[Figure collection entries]
▬▬▬▬▬▬▬▬▬▬
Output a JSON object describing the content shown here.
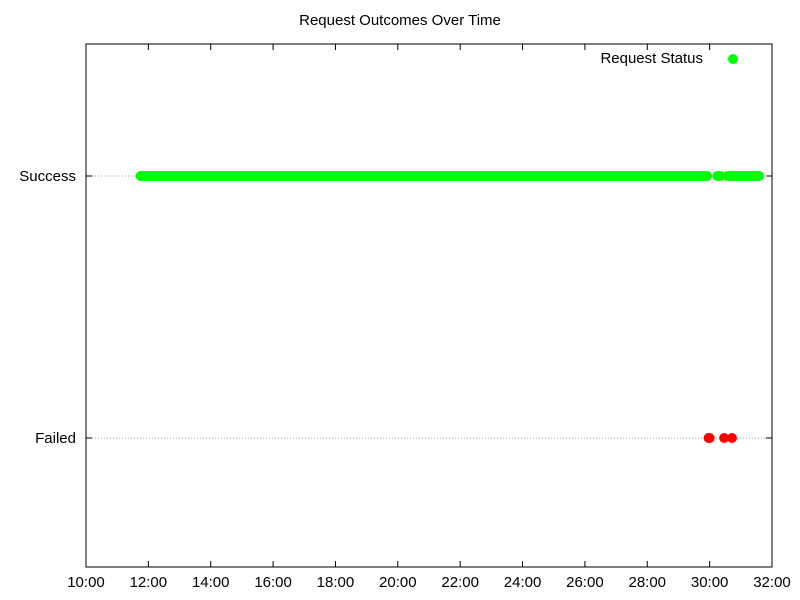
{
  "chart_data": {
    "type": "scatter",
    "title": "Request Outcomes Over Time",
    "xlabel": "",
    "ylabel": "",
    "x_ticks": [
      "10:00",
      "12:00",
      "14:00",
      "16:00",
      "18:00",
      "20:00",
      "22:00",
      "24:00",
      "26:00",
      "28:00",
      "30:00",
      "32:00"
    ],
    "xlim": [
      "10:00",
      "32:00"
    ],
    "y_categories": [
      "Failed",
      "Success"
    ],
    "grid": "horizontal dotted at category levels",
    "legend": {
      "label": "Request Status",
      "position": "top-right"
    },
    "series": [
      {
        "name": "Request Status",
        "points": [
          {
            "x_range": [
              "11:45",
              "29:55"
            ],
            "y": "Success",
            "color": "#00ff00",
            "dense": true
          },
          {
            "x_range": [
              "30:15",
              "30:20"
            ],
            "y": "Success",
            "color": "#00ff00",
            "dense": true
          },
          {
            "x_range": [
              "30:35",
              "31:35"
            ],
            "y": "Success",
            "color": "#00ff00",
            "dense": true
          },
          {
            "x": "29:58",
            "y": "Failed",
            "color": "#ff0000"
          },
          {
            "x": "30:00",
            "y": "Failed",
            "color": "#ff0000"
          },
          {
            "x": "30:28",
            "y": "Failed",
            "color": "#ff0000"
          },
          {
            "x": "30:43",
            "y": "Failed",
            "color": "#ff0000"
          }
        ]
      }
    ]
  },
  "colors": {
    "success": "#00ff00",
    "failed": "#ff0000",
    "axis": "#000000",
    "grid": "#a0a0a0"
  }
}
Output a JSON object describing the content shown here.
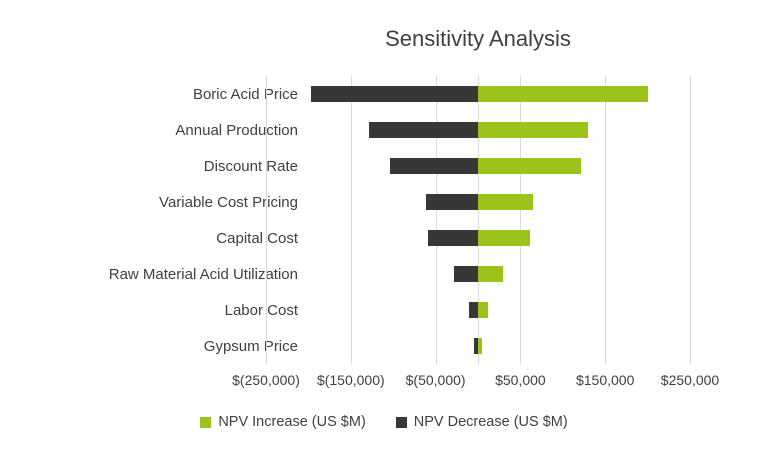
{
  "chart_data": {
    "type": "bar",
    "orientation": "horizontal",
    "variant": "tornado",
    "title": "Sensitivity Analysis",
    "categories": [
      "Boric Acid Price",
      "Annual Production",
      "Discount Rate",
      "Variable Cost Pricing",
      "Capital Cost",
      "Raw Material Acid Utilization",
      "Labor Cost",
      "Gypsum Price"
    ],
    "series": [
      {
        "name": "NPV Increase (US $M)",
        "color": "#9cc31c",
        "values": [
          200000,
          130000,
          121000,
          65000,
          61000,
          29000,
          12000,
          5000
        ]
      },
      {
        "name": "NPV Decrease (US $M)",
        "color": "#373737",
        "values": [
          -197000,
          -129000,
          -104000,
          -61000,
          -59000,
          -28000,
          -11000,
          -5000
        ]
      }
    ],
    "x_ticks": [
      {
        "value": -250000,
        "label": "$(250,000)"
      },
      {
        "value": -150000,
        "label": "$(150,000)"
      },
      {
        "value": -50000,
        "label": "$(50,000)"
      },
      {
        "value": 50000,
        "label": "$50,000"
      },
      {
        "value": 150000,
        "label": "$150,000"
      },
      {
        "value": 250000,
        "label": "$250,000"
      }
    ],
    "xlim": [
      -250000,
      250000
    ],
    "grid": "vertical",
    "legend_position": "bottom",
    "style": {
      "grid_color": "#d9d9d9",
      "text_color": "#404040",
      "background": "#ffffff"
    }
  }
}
▬▬▬▬▬▬▬▬▬▬
*Task*. Keep only the lines that hold the string "Status", and copy them out.

*Answer for this exercise*.
      "label": "Request Status",
        "name": "Request Status",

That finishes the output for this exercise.